• [What you are asked to do]
Copy each line that has the string "Sorbetto" somewhere in it.

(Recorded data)
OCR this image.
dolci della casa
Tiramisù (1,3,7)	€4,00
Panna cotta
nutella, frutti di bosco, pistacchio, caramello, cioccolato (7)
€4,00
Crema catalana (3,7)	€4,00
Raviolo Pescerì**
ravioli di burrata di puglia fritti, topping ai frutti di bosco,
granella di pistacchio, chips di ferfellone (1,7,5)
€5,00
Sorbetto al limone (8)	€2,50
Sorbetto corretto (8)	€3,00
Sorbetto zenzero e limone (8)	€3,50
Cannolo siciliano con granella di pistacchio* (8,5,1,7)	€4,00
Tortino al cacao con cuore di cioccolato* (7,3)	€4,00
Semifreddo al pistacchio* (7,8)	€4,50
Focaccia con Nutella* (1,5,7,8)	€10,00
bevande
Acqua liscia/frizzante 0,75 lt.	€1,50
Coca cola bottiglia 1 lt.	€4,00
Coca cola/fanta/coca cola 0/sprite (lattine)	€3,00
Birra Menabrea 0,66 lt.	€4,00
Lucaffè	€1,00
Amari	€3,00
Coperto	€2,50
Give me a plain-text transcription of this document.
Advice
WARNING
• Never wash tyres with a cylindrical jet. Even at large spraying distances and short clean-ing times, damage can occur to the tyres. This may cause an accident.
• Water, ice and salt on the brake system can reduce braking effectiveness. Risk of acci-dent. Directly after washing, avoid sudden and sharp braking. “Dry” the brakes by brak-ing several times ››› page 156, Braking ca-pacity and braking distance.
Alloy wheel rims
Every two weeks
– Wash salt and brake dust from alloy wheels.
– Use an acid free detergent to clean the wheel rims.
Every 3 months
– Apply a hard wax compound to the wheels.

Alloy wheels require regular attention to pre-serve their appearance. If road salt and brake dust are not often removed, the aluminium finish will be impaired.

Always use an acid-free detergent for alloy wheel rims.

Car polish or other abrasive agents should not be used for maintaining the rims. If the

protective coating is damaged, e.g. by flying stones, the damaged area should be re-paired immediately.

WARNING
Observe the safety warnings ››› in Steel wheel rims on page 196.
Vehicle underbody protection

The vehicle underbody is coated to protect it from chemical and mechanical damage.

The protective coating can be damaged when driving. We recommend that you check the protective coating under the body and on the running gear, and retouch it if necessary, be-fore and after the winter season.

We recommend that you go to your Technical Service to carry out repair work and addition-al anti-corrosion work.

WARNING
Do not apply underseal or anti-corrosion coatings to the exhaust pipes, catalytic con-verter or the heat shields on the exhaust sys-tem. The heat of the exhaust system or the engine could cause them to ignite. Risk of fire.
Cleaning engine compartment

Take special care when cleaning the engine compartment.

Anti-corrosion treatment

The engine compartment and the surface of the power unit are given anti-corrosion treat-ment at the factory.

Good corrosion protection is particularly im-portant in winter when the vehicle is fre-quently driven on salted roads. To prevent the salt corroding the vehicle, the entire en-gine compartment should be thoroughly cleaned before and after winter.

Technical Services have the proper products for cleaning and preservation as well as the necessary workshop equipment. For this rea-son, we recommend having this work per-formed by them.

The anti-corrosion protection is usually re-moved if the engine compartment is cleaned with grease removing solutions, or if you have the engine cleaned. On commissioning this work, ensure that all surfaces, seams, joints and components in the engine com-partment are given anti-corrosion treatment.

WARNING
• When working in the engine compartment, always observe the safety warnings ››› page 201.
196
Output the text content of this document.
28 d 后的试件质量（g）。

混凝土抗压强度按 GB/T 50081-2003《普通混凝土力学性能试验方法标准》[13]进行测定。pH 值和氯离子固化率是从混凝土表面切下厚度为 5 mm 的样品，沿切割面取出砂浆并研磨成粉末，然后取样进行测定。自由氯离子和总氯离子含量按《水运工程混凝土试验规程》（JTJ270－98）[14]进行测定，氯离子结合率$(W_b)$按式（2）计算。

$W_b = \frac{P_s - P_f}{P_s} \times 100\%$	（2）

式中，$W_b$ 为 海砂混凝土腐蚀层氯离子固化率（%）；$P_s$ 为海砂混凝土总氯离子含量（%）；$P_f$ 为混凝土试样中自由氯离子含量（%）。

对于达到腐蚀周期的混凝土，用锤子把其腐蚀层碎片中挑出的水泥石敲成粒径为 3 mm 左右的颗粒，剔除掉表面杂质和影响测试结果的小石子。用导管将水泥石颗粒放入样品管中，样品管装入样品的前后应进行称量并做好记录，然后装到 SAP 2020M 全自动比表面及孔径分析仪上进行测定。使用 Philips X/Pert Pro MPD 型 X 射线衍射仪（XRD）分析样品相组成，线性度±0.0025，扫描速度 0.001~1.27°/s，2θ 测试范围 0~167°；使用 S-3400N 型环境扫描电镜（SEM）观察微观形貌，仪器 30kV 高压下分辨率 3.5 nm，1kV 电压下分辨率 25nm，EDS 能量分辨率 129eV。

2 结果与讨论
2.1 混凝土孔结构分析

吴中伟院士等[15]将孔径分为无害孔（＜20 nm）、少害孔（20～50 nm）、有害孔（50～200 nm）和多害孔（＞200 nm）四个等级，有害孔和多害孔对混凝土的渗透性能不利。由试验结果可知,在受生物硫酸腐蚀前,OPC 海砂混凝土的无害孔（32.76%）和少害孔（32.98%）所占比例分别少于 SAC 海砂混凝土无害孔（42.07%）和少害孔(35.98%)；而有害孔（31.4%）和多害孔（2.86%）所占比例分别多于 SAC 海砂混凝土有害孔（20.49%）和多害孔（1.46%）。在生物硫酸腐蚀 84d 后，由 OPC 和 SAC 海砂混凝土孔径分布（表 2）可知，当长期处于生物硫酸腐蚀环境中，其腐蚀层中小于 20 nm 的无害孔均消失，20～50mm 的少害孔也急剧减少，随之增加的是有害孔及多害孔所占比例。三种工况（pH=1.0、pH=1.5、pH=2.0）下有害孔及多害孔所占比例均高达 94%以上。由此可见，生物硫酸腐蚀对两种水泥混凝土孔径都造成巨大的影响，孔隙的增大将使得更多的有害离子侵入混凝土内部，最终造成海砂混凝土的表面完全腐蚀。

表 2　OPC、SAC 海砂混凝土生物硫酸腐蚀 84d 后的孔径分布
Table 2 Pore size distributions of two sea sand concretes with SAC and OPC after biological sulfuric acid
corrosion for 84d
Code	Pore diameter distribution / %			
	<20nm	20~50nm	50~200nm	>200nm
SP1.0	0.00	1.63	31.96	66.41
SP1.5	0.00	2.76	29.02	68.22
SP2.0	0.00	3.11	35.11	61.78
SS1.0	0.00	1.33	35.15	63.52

• [Written solution]
Sorbetto al limone (8)	€2,50
Sorbetto corretto (8)	€3,00
Sorbetto zenzero e limone (8)	€3,50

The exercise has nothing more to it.